:: DOCUMENT TEXT ::
A marriage settlement in England and Wales was a historical arrangement whereby, most commonly and in its simplest form, a trust of land or other assets was established jointly by the parents of a bride and bridegroom. The trustees were established as legal owners of the assets, and the bride and bridegroom as beneficial owners of the assets during their lifetimes, and after their deaths, beneficial ownership would descend to one or more of the children of the union. The marriage settlement should not be confused with the modern prenuptial agreement, which is concerned mainly with the division of assets after divorce. Such settlements were also commonly made in the British colonies in North America, among families with assets to protect.

Purposes
A marriage settlement was a means of ensuring the proper use of a dowry provided by a bride's father to be used for his daughter's financial support throughout her married life and into her widowhood, and also a means by which the bride's father was able to obtain from the bridegroom's father a financial commitment to the intended marriage and to the children resulting therefrom. It also was an instrument by which the practice of primogeniture was effected by the use of an entail in tail male.

:: GIVEN INFORMATION ::
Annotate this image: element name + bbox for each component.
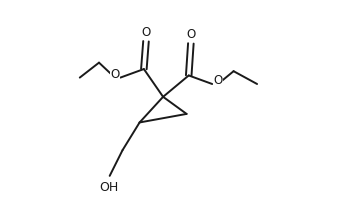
Text: O: O — [186, 28, 196, 41]
Text: O: O — [214, 74, 223, 87]
Text: OH: OH — [99, 181, 118, 194]
Text: O: O — [111, 68, 120, 81]
Text: O: O — [141, 26, 151, 39]
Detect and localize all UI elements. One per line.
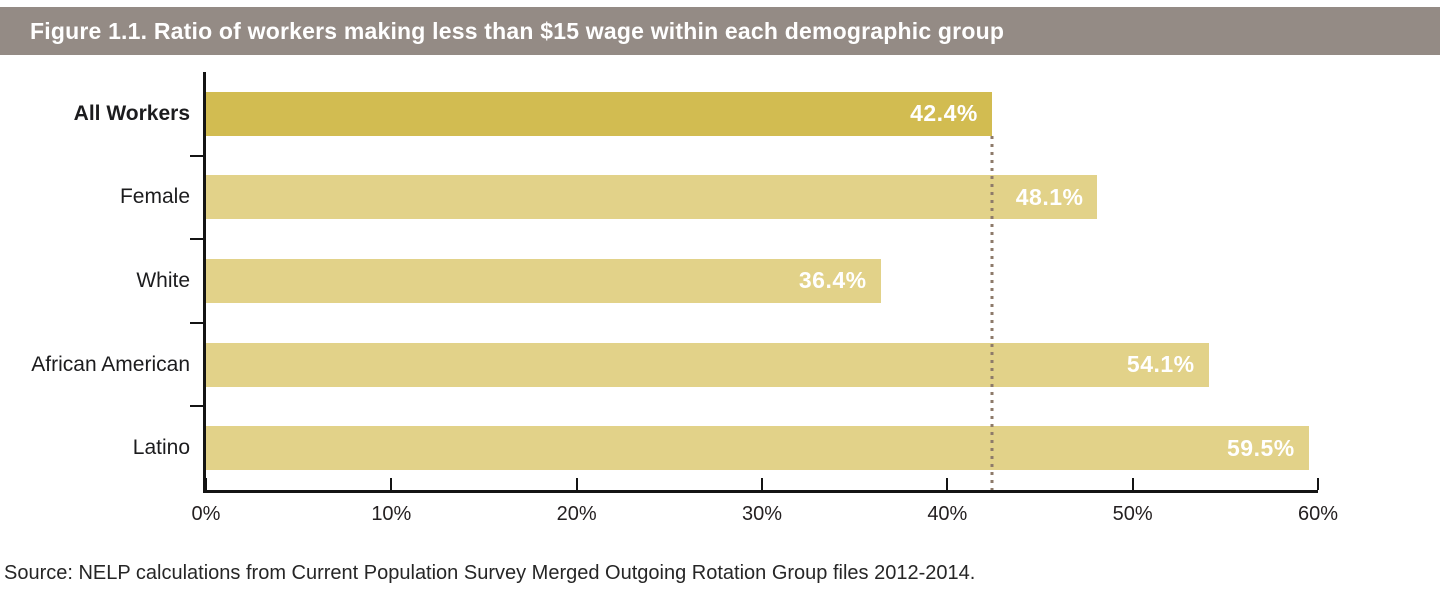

:: DIRECTIVE A ::
From the marriage settlement text, list every purpose it gives for a marriage settlement.
:: DIRECTIVE B ::
Resume the text on English marriage settlements after its last sentence and carry it on.

:: TASK ANSWER A ::
1. Ensuring the proper use of a dowry from the bride's father for his daughter's financial support through her married life and widowhood.
2. Letting the bride's father obtain from the bridegroom's father a financial commitment to the marriage and to its children.
3. Giving effect to primogeniture through an entail in tail male.

:: TASK ANSWER B ::
Historic usage
The marriage contract was in common use from the earliest times, and throughout the middle ages up through the 1930s. It is little used today in modern England and Wales due to several reasons, including the disuse of the giving of dowries, the establishment of the legal power of married women to own assets in their own right, following the Married Women's Property Act 1882; the lesser involvement and powers of parents in selecting marriage partners, the abandonment by modern society of the aspiration to establish dynasties, the introduction of death duties, the abandonment of primogeniture as a desirable social model, and the comparatively modern trend of the "working wife and mother", who earns her own money and is often financially independent of her husband.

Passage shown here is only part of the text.